* [What the exercise asks]:
Identify and copy all lines of the material where the string "this" is found.

>>>>

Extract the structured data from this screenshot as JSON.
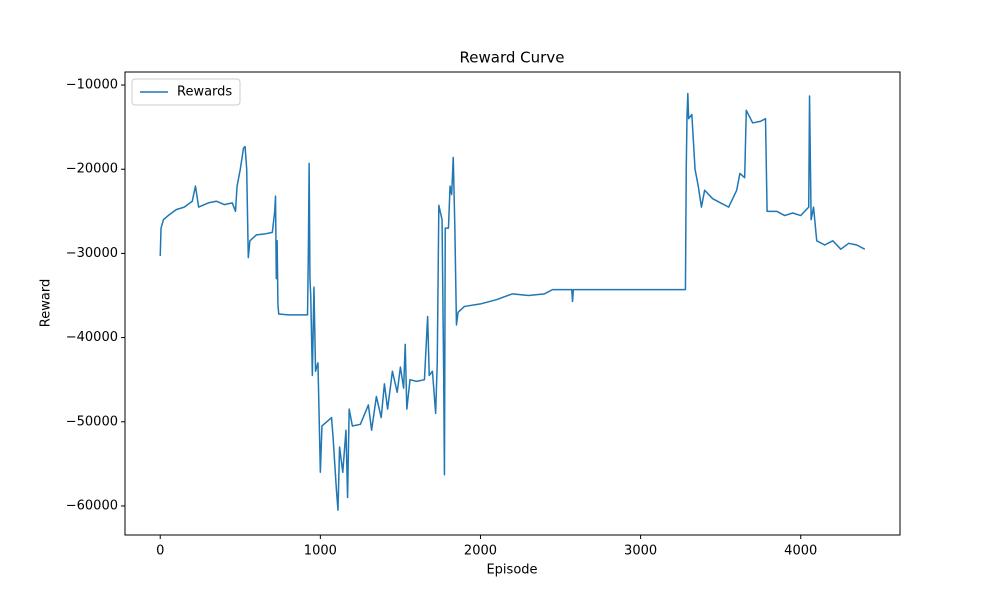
{
  "chart_data": {
    "type": "line",
    "title": "Reward Curve",
    "x_label": "Episode",
    "y_label": "Reward",
    "xlim": [
      -220,
      4620
    ],
    "xticks": [
      0,
      1000,
      2000,
      3000,
      4000
    ],
    "ylim": [
      -63450,
      -8450
    ],
    "yticks": [
      {
        "value": -10000,
        "label": "−10000"
      },
      {
        "value": -20000,
        "label": "−20000"
      },
      {
        "value": -30000,
        "label": "−30000"
      },
      {
        "value": -40000,
        "label": "−40000"
      },
      {
        "value": -50000,
        "label": "−50000"
      },
      {
        "value": -60000,
        "label": "−60000"
      }
    ],
    "legend": "upper left",
    "x": [
      0,
      5,
      20,
      50,
      100,
      150,
      200,
      220,
      240,
      300,
      350,
      400,
      450,
      470,
      480,
      500,
      520,
      530,
      540,
      550,
      560,
      600,
      650,
      700,
      715,
      720,
      725,
      730,
      735,
      740,
      800,
      900,
      920,
      925,
      930,
      935,
      940,
      950,
      960,
      970,
      985,
      1000,
      1010,
      1040,
      1070,
      1080,
      1100,
      1110,
      1120,
      1140,
      1160,
      1170,
      1180,
      1200,
      1250,
      1300,
      1320,
      1350,
      1380,
      1400,
      1420,
      1450,
      1480,
      1500,
      1520,
      1530,
      1540,
      1560,
      1600,
      1650,
      1670,
      1680,
      1700,
      1720,
      1730,
      1740,
      1760,
      1770,
      1775,
      1780,
      1800,
      1810,
      1820,
      1830,
      1840,
      1850,
      1860,
      1900,
      2000,
      2100,
      2200,
      2300,
      2400,
      2450,
      2570,
      2575,
      2580,
      2700,
      3000,
      3280,
      3285,
      3290,
      3295,
      3300,
      3320,
      3340,
      3360,
      3380,
      3400,
      3450,
      3500,
      3550,
      3600,
      3620,
      3650,
      3660,
      3700,
      3750,
      3780,
      3790,
      3850,
      3900,
      3950,
      4000,
      4050,
      4055,
      4065,
      4080,
      4100,
      4150,
      4200,
      4250,
      4300,
      4350,
      4400
    ],
    "series": [
      {
        "name": "Rewards",
        "color": "#1f77b4",
        "values": [
          -30300,
          -27000,
          -26000,
          -25500,
          -24800,
          -24500,
          -23800,
          -22000,
          -24500,
          -24000,
          -23800,
          -24200,
          -24000,
          -25000,
          -22000,
          -20000,
          -17500,
          -17300,
          -20000,
          -30500,
          -28500,
          -27800,
          -27700,
          -27500,
          -25000,
          -23200,
          -33000,
          -28500,
          -36000,
          -37200,
          -37300,
          -37300,
          -37300,
          -30000,
          -19300,
          -33000,
          -35000,
          -44500,
          -34000,
          -44000,
          -43000,
          -56000,
          -50500,
          -50000,
          -49500,
          -52000,
          -58000,
          -60500,
          -53000,
          -56000,
          -51000,
          -59000,
          -48500,
          -50500,
          -50300,
          -48000,
          -51000,
          -47000,
          -49500,
          -45500,
          -48500,
          -44000,
          -46500,
          -43500,
          -46000,
          -40800,
          -48500,
          -45000,
          -45200,
          -45000,
          -37500,
          -44500,
          -44000,
          -49000,
          -43000,
          -24300,
          -26000,
          -44000,
          -56300,
          -27000,
          -27000,
          -22000,
          -23000,
          -18600,
          -27000,
          -38500,
          -37000,
          -36300,
          -36000,
          -35500,
          -34800,
          -35000,
          -34800,
          -34300,
          -34300,
          -35700,
          -34300,
          -34300,
          -34300,
          -34300,
          -20000,
          -13500,
          -11000,
          -14000,
          -13500,
          -20000,
          -22000,
          -24500,
          -22500,
          -23500,
          -24000,
          -24500,
          -22500,
          -20500,
          -21000,
          -13000,
          -14500,
          -14300,
          -14000,
          -25000,
          -25000,
          -25500,
          -25200,
          -25500,
          -24500,
          -11300,
          -26000,
          -24500,
          -28500,
          -29000,
          -28500,
          -29500,
          -28800,
          -29000,
          -29500
        ]
      }
    ]
  }
}
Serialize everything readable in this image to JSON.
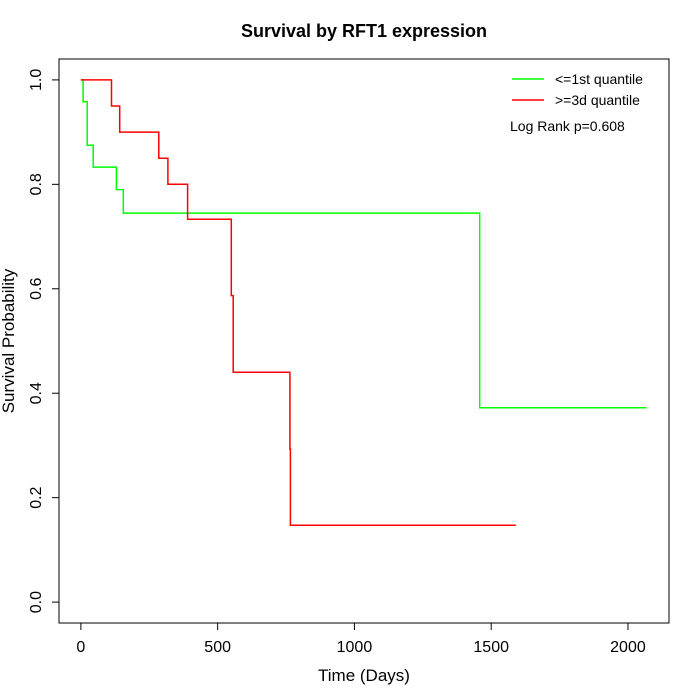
{
  "chart_data": {
    "type": "line",
    "title": "Survival by RFT1 expression",
    "xlabel": "Time (Days)",
    "ylabel": "Survival Probability",
    "xlim": [
      -80,
      2150
    ],
    "ylim": [
      -0.04,
      1.04
    ],
    "xticks": [
      0,
      500,
      1000,
      1500,
      2000
    ],
    "yticks": [
      0.0,
      0.2,
      0.4,
      0.6,
      0.8,
      1.0
    ],
    "xtick_labels": [
      "0",
      "500",
      "1000",
      "1500",
      "2000"
    ],
    "ytick_labels": [
      "0.0",
      "0.2",
      "0.4",
      "0.6",
      "0.8",
      "1.0"
    ],
    "annotation": "Log Rank p=0.608",
    "legend_position": "top-right",
    "grid": false,
    "series": [
      {
        "name": "<=1st quantile",
        "color": "#00ff00",
        "step": true,
        "x": [
          0,
          8,
          8,
          23,
          23,
          45,
          45,
          130,
          130,
          155,
          155,
          1458,
          1458,
          2068
        ],
        "y": [
          1.0,
          1.0,
          0.958,
          0.958,
          0.875,
          0.875,
          0.833,
          0.833,
          0.79,
          0.79,
          0.745,
          0.745,
          0.372,
          0.372
        ]
      },
      {
        "name": ">=3d quantile",
        "color": "#ff0000",
        "step": true,
        "x": [
          0,
          112,
          112,
          142,
          142,
          285,
          285,
          318,
          318,
          390,
          390,
          550,
          550,
          557,
          557,
          764,
          764,
          766,
          766,
          1590
        ],
        "y": [
          1.0,
          1.0,
          0.95,
          0.95,
          0.9,
          0.9,
          0.85,
          0.85,
          0.8,
          0.8,
          0.733,
          0.733,
          0.587,
          0.587,
          0.44,
          0.44,
          0.293,
          0.293,
          0.147,
          0.147
        ]
      }
    ]
  }
}
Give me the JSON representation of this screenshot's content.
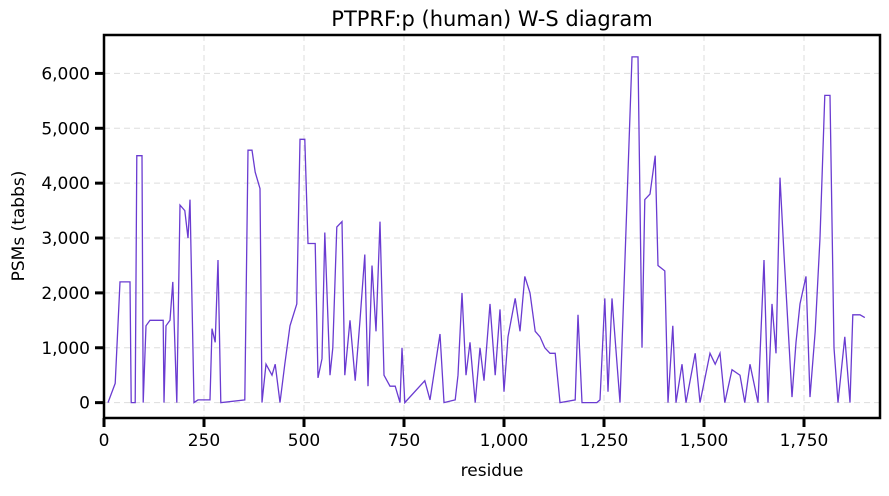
{
  "chart_data": {
    "type": "line",
    "title": "PTPRF:p (human) W-S diagram",
    "x_label": "residue",
    "y_label": "PSMs (tabbs)",
    "x": [
      10,
      28,
      40,
      65,
      68,
      78,
      82,
      95,
      98,
      105,
      115,
      148,
      150,
      155,
      165,
      172,
      182,
      190,
      202,
      210,
      215,
      225,
      235,
      265,
      270,
      278,
      285,
      292,
      352,
      360,
      370,
      378,
      390,
      395,
      405,
      420,
      428,
      440,
      452,
      465,
      482,
      490,
      502,
      510,
      528,
      535,
      545,
      552,
      565,
      572,
      582,
      595,
      602,
      615,
      628,
      640,
      652,
      660,
      670,
      680,
      690,
      700,
      715,
      728,
      740,
      745,
      752,
      802,
      815,
      840,
      850,
      878,
      885,
      895,
      905,
      915,
      928,
      940,
      950,
      965,
      978,
      990,
      1000,
      1010,
      1028,
      1040,
      1052,
      1065,
      1078,
      1090,
      1102,
      1115,
      1128,
      1140,
      1178,
      1185,
      1195,
      1232,
      1240,
      1252,
      1260,
      1270,
      1290,
      1320,
      1335,
      1345,
      1352,
      1365,
      1378,
      1385,
      1402,
      1410,
      1422,
      1430,
      1445,
      1455,
      1478,
      1490,
      1515,
      1528,
      1540,
      1552,
      1570,
      1590,
      1602,
      1615,
      1635,
      1650,
      1660,
      1670,
      1680,
      1690,
      1700,
      1710,
      1720,
      1730,
      1740,
      1755,
      1765,
      1778,
      1790,
      1802,
      1815,
      1825,
      1835,
      1852,
      1865,
      1872,
      1890,
      1902
    ],
    "series": [
      {
        "name": "PSMs",
        "color": "#6a3bd1",
        "values": [
          0,
          350,
          2200,
          2200,
          0,
          0,
          4500,
          4500,
          0,
          1400,
          1500,
          1500,
          0,
          1400,
          1500,
          2200,
          0,
          3600,
          3500,
          3000,
          3700,
          0,
          50,
          50,
          1350,
          1100,
          2600,
          0,
          50,
          4600,
          4600,
          4200,
          3900,
          0,
          700,
          500,
          700,
          0,
          700,
          1400,
          1800,
          4800,
          4800,
          2900,
          2900,
          450,
          800,
          3100,
          500,
          1000,
          3200,
          3300,
          500,
          1500,
          400,
          1500,
          2700,
          300,
          2500,
          1300,
          3300,
          500,
          300,
          300,
          0,
          1000,
          0,
          400,
          50,
          1250,
          0,
          50,
          500,
          2000,
          500,
          1100,
          0,
          1000,
          400,
          1800,
          500,
          1700,
          200,
          1200,
          1900,
          1300,
          2300,
          2000,
          1300,
          1200,
          1000,
          900,
          900,
          0,
          50,
          1600,
          0,
          0,
          50,
          1900,
          200,
          1900,
          0,
          6300,
          6300,
          1000,
          3700,
          3800,
          4500,
          2500,
          2400,
          0,
          1400,
          0,
          700,
          0,
          900,
          0,
          900,
          700,
          900,
          0,
          600,
          500,
          0,
          700,
          0,
          2600,
          0,
          1800,
          900,
          4100,
          2700,
          1400,
          100,
          1100,
          1800,
          2300,
          100,
          1300,
          3000,
          5600,
          5600,
          1000,
          0,
          1200,
          0,
          1600,
          1600,
          1550
        ]
      }
    ],
    "xlim": [
      0,
      1940
    ],
    "ylim": [
      -280,
      6700
    ],
    "xticks": [
      0,
      250,
      500,
      750,
      {
        "value": 1000,
        "label": "1,000"
      },
      {
        "value": 1250,
        "label": "1,250"
      },
      {
        "value": 1500,
        "label": "1,500"
      },
      {
        "value": 1750,
        "label": "1,750"
      }
    ],
    "yticks": [
      0,
      {
        "value": 1000,
        "label": "1,000"
      },
      {
        "value": 2000,
        "label": "2,000"
      },
      {
        "value": 3000,
        "label": "3,000"
      },
      {
        "value": 4000,
        "label": "4,000"
      },
      {
        "value": 5000,
        "label": "5,000"
      },
      {
        "value": 6000,
        "label": "6,000"
      }
    ],
    "grid": true
  }
}
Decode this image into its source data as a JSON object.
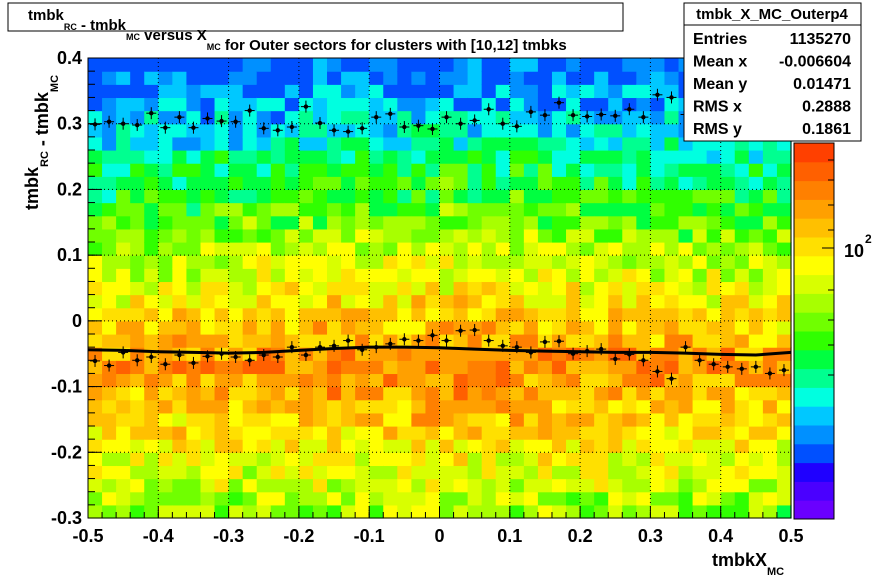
{
  "chart_data": {
    "type": "heatmap",
    "title": {
      "parts": [
        {
          "text": "tmbk",
          "sub": "RC"
        },
        {
          "text": " - tmbk",
          "sub": "MC"
        },
        {
          "text": " versus X",
          "sub": "MC"
        },
        {
          "text": " for Outer sectors for clusters with [10,12] tmbks",
          "sub": ""
        }
      ]
    },
    "xlabel": {
      "text": "tmbkX",
      "sub": "MC"
    },
    "ylabel": {
      "parts": [
        {
          "text": "tmbk",
          "sub": "RC"
        },
        {
          "text": " - tmbk",
          "sub": "MC"
        }
      ]
    },
    "xlim": [
      -0.5,
      0.5
    ],
    "ylim": [
      -0.3,
      0.4
    ],
    "xticks": [
      -0.5,
      -0.4,
      -0.3,
      -0.2,
      -0.1,
      0,
      0.1,
      0.2,
      0.3,
      0.4,
      0.5
    ],
    "xtick_labels": [
      "-0.5",
      "-0.4",
      "-0.3",
      "-0.2",
      "-0.1",
      "0",
      "0.1",
      "0.2",
      "0.3",
      "0.4",
      "0.5"
    ],
    "yticks": [
      -0.3,
      -0.2,
      -0.1,
      0,
      0.1,
      0.2,
      0.3,
      0.4
    ],
    "ytick_labels": [
      "-0.3",
      "-0.2",
      "-0.1",
      "0",
      "0.1",
      "0.2",
      "0.3",
      "0.4"
    ],
    "grid": true,
    "colorbar": {
      "scale": "log",
      "label_base": "10",
      "label_exp": "2"
    },
    "heatmap_shape": {
      "x_bins": 50,
      "y_bins": 35
    },
    "heatmap_model": "counts peak near y = -0.07 (orange/red band) and fall off toward y = 0.4 (blue)",
    "stats_box": {
      "title": "tmbk_X_MC_Outerp4",
      "rows": [
        {
          "label": "Entries",
          "value": "1135270"
        },
        {
          "label": "Mean x",
          "value": "-0.006604"
        },
        {
          "label": "Mean y",
          "value": "0.01471"
        },
        {
          "label": "RMS x",
          "value": "0.2888"
        },
        {
          "label": "RMS y",
          "value": "0.1861"
        }
      ]
    },
    "series": [
      {
        "kind": "markers",
        "x": [
          -0.49,
          -0.47,
          -0.45,
          -0.43,
          -0.41,
          -0.39,
          -0.37,
          -0.35,
          -0.33,
          -0.31,
          -0.29,
          -0.27,
          -0.25,
          -0.23,
          -0.21,
          -0.19,
          -0.17,
          -0.15,
          -0.13,
          -0.11,
          -0.09,
          -0.07,
          -0.05,
          -0.03,
          -0.01,
          0.01,
          0.03,
          0.05,
          0.07,
          0.09,
          0.11,
          0.13,
          0.15,
          0.17,
          0.19,
          0.21,
          0.23,
          0.25,
          0.27,
          0.29,
          0.31,
          0.33,
          0.35,
          0.37,
          0.39,
          0.41,
          0.43,
          0.45,
          0.47,
          0.49
        ],
        "y": [
          0.299,
          0.303,
          0.3,
          0.298,
          0.316,
          0.294,
          0.31,
          0.294,
          0.308,
          0.304,
          0.303,
          0.32,
          0.293,
          0.29,
          0.295,
          0.326,
          0.301,
          0.29,
          0.288,
          0.293,
          0.31,
          0.315,
          0.295,
          0.297,
          0.292,
          0.31,
          0.3,
          0.305,
          0.322,
          0.3,
          0.296,
          0.318,
          0.313,
          0.332,
          0.313,
          0.311,
          0.314,
          0.312,
          0.322,
          0.31,
          0.344,
          0.34,
          0.314,
          0.32,
          0.31,
          0.328,
          0.316,
          0.322,
          0.316,
          0.324
        ]
      },
      {
        "kind": "markers",
        "x": [
          -0.49,
          -0.47,
          -0.45,
          -0.43,
          -0.41,
          -0.39,
          -0.37,
          -0.35,
          -0.33,
          -0.31,
          -0.29,
          -0.27,
          -0.25,
          -0.23,
          -0.21,
          -0.19,
          -0.17,
          -0.15,
          -0.13,
          -0.11,
          -0.09,
          -0.07,
          -0.05,
          -0.03,
          -0.01,
          0.01,
          0.03,
          0.05,
          0.07,
          0.09,
          0.11,
          0.13,
          0.15,
          0.17,
          0.19,
          0.21,
          0.23,
          0.25,
          0.27,
          0.29,
          0.31,
          0.33,
          0.35,
          0.37,
          0.39,
          0.41,
          0.43,
          0.45,
          0.47,
          0.49
        ],
        "y": [
          -0.061,
          -0.068,
          -0.048,
          -0.06,
          -0.055,
          -0.066,
          -0.052,
          -0.064,
          -0.054,
          -0.05,
          -0.055,
          -0.06,
          -0.052,
          -0.055,
          -0.04,
          -0.052,
          -0.04,
          -0.038,
          -0.03,
          -0.044,
          -0.04,
          -0.035,
          -0.028,
          -0.03,
          -0.022,
          -0.03,
          -0.015,
          -0.014,
          -0.03,
          -0.038,
          -0.04,
          -0.048,
          -0.032,
          -0.031,
          -0.05,
          -0.046,
          -0.043,
          -0.058,
          -0.051,
          -0.06,
          -0.077,
          -0.088,
          -0.04,
          -0.06,
          -0.066,
          -0.07,
          -0.073,
          -0.07,
          -0.08,
          -0.075
        ]
      },
      {
        "kind": "line",
        "x": [
          -0.5,
          -0.45,
          -0.4,
          -0.35,
          -0.3,
          -0.25,
          -0.2,
          -0.15,
          -0.1,
          -0.05,
          0,
          0.05,
          0.1,
          0.15,
          0.2,
          0.25,
          0.3,
          0.35,
          0.4,
          0.45,
          0.5
        ],
        "y": [
          -0.044,
          -0.045,
          -0.047,
          -0.048,
          -0.049,
          -0.048,
          -0.045,
          -0.042,
          -0.04,
          -0.04,
          -0.041,
          -0.043,
          -0.045,
          -0.046,
          -0.047,
          -0.048,
          -0.048,
          -0.049,
          -0.051,
          -0.052,
          -0.048
        ]
      }
    ]
  }
}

<<<<

* [Full solution]:
Extract the structured data from this screenshot as JSON.
Serialize everything readable in this image to JSON.
Give me the JSON representation of this screenshot's content.
Decode this image into its source data as a JSON object.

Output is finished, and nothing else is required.